# Start of SUPPLIED MATERIAL
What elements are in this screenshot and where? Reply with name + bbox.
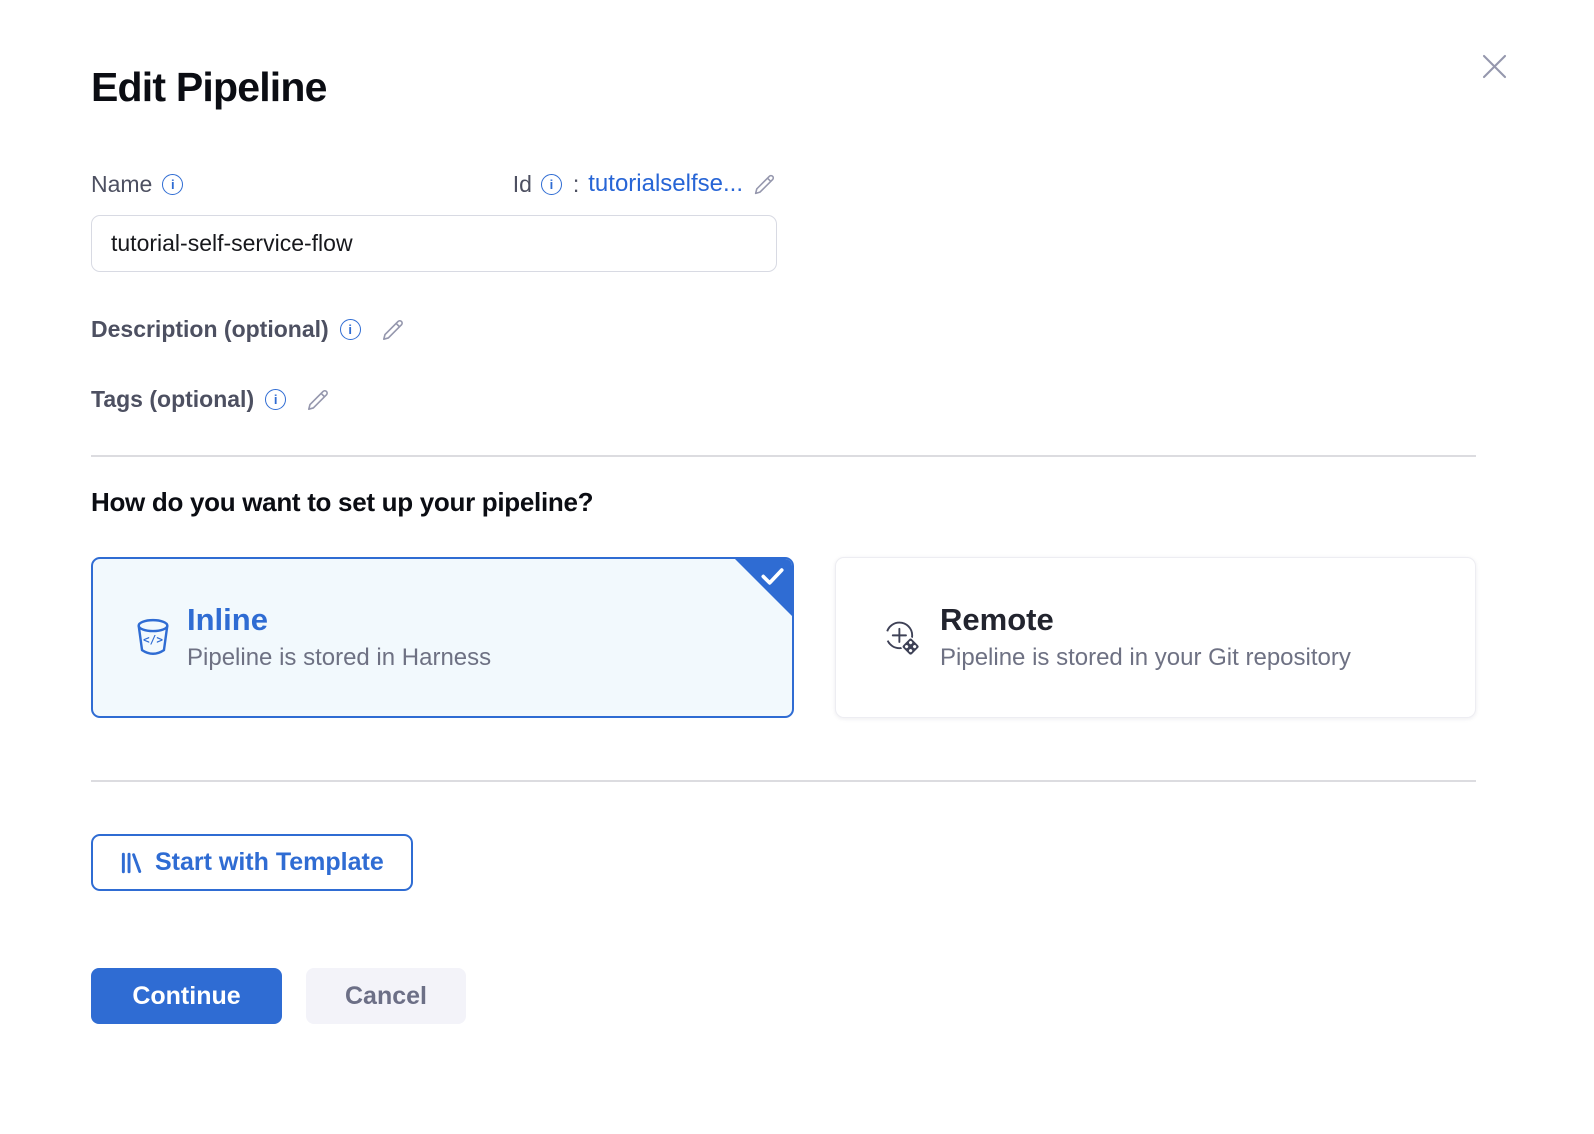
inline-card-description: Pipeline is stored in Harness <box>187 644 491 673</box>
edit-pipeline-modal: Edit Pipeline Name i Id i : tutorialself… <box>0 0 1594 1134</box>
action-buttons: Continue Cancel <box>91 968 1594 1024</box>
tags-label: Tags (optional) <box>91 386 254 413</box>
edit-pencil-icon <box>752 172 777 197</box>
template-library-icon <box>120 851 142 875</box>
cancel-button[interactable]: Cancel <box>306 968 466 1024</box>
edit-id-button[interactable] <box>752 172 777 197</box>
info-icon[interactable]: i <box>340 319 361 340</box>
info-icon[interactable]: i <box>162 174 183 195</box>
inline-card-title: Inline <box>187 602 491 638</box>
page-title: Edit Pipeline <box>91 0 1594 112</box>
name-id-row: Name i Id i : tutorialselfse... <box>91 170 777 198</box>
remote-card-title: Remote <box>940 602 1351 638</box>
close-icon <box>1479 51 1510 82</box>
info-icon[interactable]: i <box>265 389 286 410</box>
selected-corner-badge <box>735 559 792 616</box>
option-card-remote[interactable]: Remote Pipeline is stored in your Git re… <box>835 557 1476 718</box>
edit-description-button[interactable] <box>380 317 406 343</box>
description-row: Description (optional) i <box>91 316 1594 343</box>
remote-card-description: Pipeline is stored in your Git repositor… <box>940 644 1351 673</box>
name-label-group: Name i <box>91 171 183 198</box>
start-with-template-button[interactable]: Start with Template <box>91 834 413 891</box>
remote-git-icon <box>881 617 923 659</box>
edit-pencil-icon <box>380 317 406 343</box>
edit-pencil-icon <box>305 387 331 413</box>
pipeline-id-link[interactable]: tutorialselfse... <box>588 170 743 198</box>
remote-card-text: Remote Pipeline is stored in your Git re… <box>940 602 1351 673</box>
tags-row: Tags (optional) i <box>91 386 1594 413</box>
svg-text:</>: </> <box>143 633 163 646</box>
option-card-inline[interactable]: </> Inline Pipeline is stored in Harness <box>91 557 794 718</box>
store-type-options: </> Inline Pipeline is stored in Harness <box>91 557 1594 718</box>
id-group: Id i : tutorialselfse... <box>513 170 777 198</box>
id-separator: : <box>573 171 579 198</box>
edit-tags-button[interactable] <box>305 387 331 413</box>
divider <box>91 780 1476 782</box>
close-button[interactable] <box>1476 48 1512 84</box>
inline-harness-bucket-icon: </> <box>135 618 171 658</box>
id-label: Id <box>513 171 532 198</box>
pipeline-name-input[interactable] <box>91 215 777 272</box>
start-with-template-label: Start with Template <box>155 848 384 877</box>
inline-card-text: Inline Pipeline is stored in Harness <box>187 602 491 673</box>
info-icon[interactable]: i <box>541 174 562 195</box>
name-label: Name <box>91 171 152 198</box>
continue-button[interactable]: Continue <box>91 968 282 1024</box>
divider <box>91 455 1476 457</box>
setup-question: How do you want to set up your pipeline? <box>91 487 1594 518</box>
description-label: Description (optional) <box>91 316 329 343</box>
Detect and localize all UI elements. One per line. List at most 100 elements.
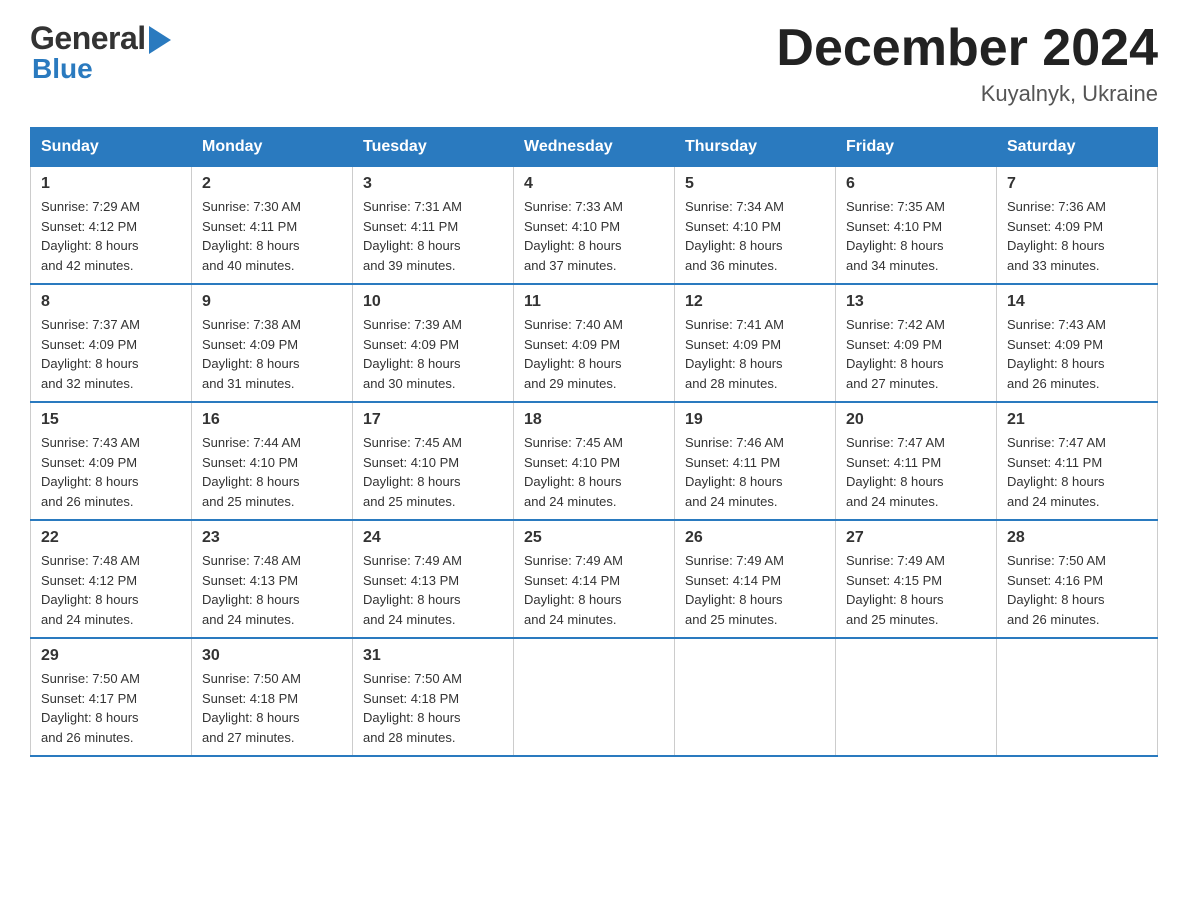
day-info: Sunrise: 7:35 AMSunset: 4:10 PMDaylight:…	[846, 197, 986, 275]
# End of SUPPLIED MATERIAL
§ THE TASK
Extract every line of the listing above and reproduce each one verbatim, leaving out the picture lines.

§ EXERCISE ANSWER
What elements are in this screenshot and where? Reply with name + bbox.
inline-card-description: Pipeline is stored in Harness <box>187 644 491 673</box>
edit-pipeline-modal: Edit Pipeline Name i Id i : tutorialself… <box>0 0 1594 1134</box>
action-buttons: Continue Cancel <box>91 968 1594 1024</box>
tags-label: Tags (optional) <box>91 386 254 413</box>
edit-pencil-icon <box>752 172 777 197</box>
template-library-icon <box>120 851 142 875</box>
cancel-button[interactable]: Cancel <box>306 968 466 1024</box>
edit-id-button[interactable] <box>752 172 777 197</box>
info-icon[interactable]: i <box>340 319 361 340</box>
info-icon[interactable]: i <box>162 174 183 195</box>
inline-card-title: Inline <box>187 602 491 638</box>
page-title: Edit Pipeline <box>91 0 1594 112</box>
name-id-row: Name i Id i : tutorialselfse... <box>91 170 777 198</box>
remote-card-title: Remote <box>940 602 1351 638</box>
close-icon <box>1479 51 1510 82</box>
info-icon[interactable]: i <box>265 389 286 410</box>
selected-corner-badge <box>735 559 792 616</box>
option-card-remote[interactable]: Remote Pipeline is stored in your Git re… <box>835 557 1476 718</box>
edit-description-button[interactable] <box>380 317 406 343</box>
description-row: Description (optional) i <box>91 316 1594 343</box>
remote-card-description: Pipeline is stored in your Git repositor… <box>940 644 1351 673</box>
name-label-group: Name i <box>91 171 183 198</box>
start-with-template-button[interactable]: Start with Template <box>91 834 413 891</box>
remote-git-icon <box>881 617 923 659</box>
edit-pencil-icon <box>380 317 406 343</box>
edit-pencil-icon <box>305 387 331 413</box>
pipeline-id-link[interactable]: tutorialselfse... <box>588 170 743 198</box>
remote-card-text: Remote Pipeline is stored in your Git re… <box>940 602 1351 673</box>
tags-row: Tags (optional) i <box>91 386 1594 413</box>
svg-text:</>: </> <box>143 633 163 646</box>
option-card-inline[interactable]: </> Inline Pipeline is stored in Harness <box>91 557 794 718</box>
store-type-options: </> Inline Pipeline is stored in Harness <box>91 557 1594 718</box>
id-group: Id i : tutorialselfse... <box>513 170 777 198</box>
id-separator: : <box>573 171 579 198</box>
edit-tags-button[interactable] <box>305 387 331 413</box>
divider <box>91 780 1476 782</box>
close-button[interactable] <box>1476 48 1512 84</box>
inline-harness-bucket-icon: </> <box>135 618 171 658</box>
id-label: Id <box>513 171 532 198</box>
pipeline-name-input[interactable] <box>91 215 777 272</box>
start-with-template-label: Start with Template <box>155 848 384 877</box>
inline-card-text: Inline Pipeline is stored in Harness <box>187 602 491 673</box>
info-icon[interactable]: i <box>541 174 562 195</box>
name-label: Name <box>91 171 152 198</box>
continue-button[interactable]: Continue <box>91 968 282 1024</box>
divider <box>91 455 1476 457</box>
setup-question: How do you want to set up your pipeline? <box>91 487 1594 518</box>
description-label: Description (optional) <box>91 316 329 343</box>
Detect and localize all UI elements. One per line. List at most 100 elements.
day-info: Sunrise: 7:35 AMSunset: 4:10 PMDaylight:…	[846, 197, 986, 275]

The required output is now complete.